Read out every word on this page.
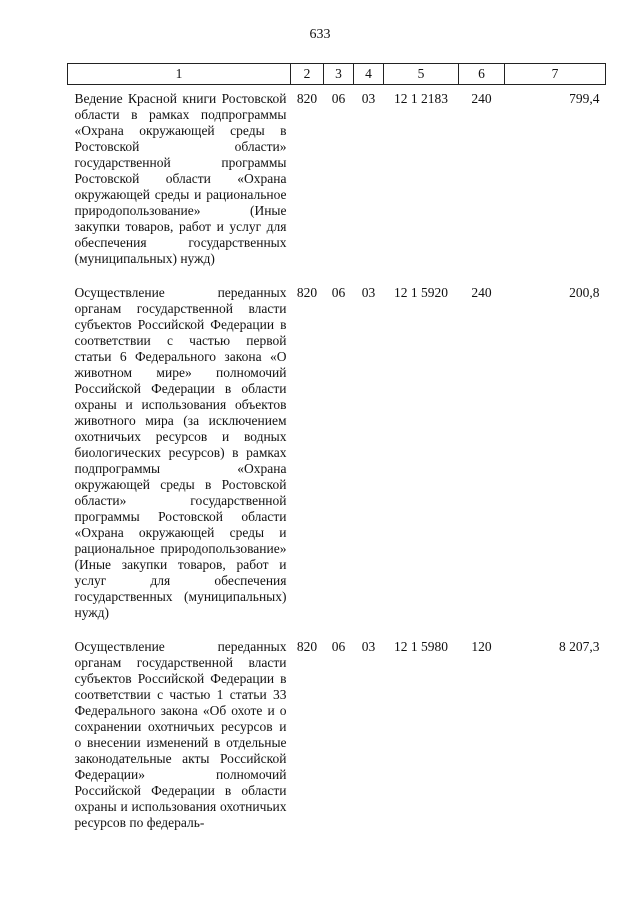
633
1	2	3	4	5	6	7
Ведение Красной книги Ростовской области в рамках подпрограммы «Охрана окружающей среды в Ростовской области» государственной программы Ростовской области «Охрана окружающей среды и рациональное природопользование» (Иные закупки товаров, работ и услуг для обеспечения государственных (муниципальных) нужд)	820	06	03	12 1 2183	240	799,4
Осуществление переданных органам государственной власти субъектов Российской Федерации в соответствии с частью первой статьи 6 Федерального закона «О животном мире» полномочий Российской Федерации в области охраны и использования объектов животного мира (за исключением охотничьих ресурсов и водных биологических ресурсов) в рамках подпрограммы «Охрана окружающей среды в Ростовской области» государственной программы Ростовской области «Охрана окружающей среды и рациональное природопользование» (Иные закупки товаров, работ и услуг для обеспечения государственных (муниципальных) нужд)	820	06	03	12 1 5920	240	200,8
Осуществление переданных органам государственной власти субъектов Российской Федерации в соответствии с частью 1 статьи 33 Федерального закона «Об охоте и о сохранении охотничьих ресурсов и о внесении изменений в отдельные законодательные акты Российской Федерации» полномочий Российской Федерации в области охраны и использования охотничьих ресурсов по федераль-	820	06	03	12 1 5980	120	8 207,3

- WORK TO DO: Would you return the data exactly as written, without the pictures?

- REPLY:
Read out every word on this page.
633
1	2	3	4	5	6	7
Ведение Красной книги Ростовской области в рамках подпрограммы «Охрана окружающей среды в Ростовской области» государственной программы Ростовской области «Охрана окружающей среды и рациональное природопользование» (Иные закупки товаров, работ и услуг для обеспечения государственных (муниципальных) нужд)	820	06	03	12 1 2183	240	799,4
Осуществление переданных органам государственной власти субъектов Российской Федерации в соответствии с частью первой статьи 6 Федерального закона «О животном мире» полномочий Российской Федерации в области охраны и использования объектов животного мира (за исключением охотничьих ресурсов и водных биологических ресурсов) в рамках подпрограммы «Охрана окружающей среды в Ростовской области» государственной программы Ростовской области «Охрана окружающей среды и рациональное природопользование» (Иные закупки товаров, работ и услуг для обеспечения государственных (муниципальных) нужд)	820	06	03	12 1 5920	240	200,8
Осуществление переданных органам государственной власти субъектов Российской Федерации в соответствии с частью 1 статьи 33 Федерального закона «Об охоте и о сохранении охотничьих ресурсов и о внесении изменений в отдельные законодательные акты Российской Федерации» полномочий Российской Федерации в области охраны и использования охотничьих ресурсов по федераль-	820	06	03	12 1 5980	120	8 207,3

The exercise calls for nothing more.